= WHAT IS EXPECTED =
Will you transcribe the entries that follow, exactly and in full?

━━━━━━━━━━━━━━━━

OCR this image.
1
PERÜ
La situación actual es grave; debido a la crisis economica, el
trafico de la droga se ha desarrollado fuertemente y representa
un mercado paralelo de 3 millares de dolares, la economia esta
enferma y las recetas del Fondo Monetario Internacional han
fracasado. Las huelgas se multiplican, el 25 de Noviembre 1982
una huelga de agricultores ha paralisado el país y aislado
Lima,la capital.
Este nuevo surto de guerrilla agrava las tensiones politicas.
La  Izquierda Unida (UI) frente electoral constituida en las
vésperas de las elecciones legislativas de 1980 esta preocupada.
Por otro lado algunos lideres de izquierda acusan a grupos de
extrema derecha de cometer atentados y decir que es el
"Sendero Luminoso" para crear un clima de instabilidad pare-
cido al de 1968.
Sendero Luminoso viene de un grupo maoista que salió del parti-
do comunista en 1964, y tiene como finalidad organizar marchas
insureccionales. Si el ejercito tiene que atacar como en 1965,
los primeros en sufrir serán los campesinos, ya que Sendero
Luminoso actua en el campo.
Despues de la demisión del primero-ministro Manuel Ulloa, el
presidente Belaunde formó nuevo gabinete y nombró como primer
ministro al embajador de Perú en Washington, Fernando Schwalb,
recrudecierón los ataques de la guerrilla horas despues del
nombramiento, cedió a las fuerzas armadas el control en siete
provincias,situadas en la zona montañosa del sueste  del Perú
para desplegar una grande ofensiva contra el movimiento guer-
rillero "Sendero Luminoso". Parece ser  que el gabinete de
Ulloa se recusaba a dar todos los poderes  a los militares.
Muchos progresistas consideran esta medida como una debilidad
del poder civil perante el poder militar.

━━━━━━━━━━━━━━━━

= FULL RESPONSE =
OCR this image.
1
PERÜ
La situación actual es grave; debido a la crisis economica, el
trafico de la droga se ha desarrollado fuertemente y representa
un mercado paralelo de 3 millares de dolares, la economia esta
enferma y las recetas del Fondo Monetario Internacional han
fracasado. Las huelgas se multiplican, el 25 de Noviembre 1982
una huelga de agricultores ha paralisado el país y aislado
Lima,la capital.
Este nuevo surto de guerrilla agrava las tensiones politicas.
La  Izquierda Unida (UI) frente electoral constituida en las
vésperas de las elecciones legislativas de 1980 esta preocupada.
Por otro lado algunos lideres de izquierda acusan a grupos de
extrema derecha de cometer atentados y decir que es el
"Sendero Luminoso" para crear un clima de instabilidad pare-
cido al de 1968.
Sendero Luminoso viene de un grupo maoista que salió del parti-
do comunista en 1964, y tiene como finalidad organizar marchas
insureccionales. Si el ejercito tiene que atacar como en 1965,
los primeros en sufrir serán los campesinos, ya que Sendero
Luminoso actua en el campo.
Despues de la demisión del primero-ministro Manuel Ulloa, el
presidente Belaunde formó nuevo gabinete y nombró como primer
ministro al embajador de Perú en Washington, Fernando Schwalb,
recrudecierón los ataques de la guerrilla horas despues del
nombramiento, cedió a las fuerzas armadas el control en siete
provincias,situadas en la zona montañosa del sueste  del Perú
para desplegar una grande ofensiva contra el movimiento guer-
rillero "Sendero Luminoso". Parece ser  que el gabinete de
Ulloa se recusaba a dar todos los poderes  a los militares.
Muchos progresistas consideran esta medida como una debilidad
del poder civil perante el poder militar.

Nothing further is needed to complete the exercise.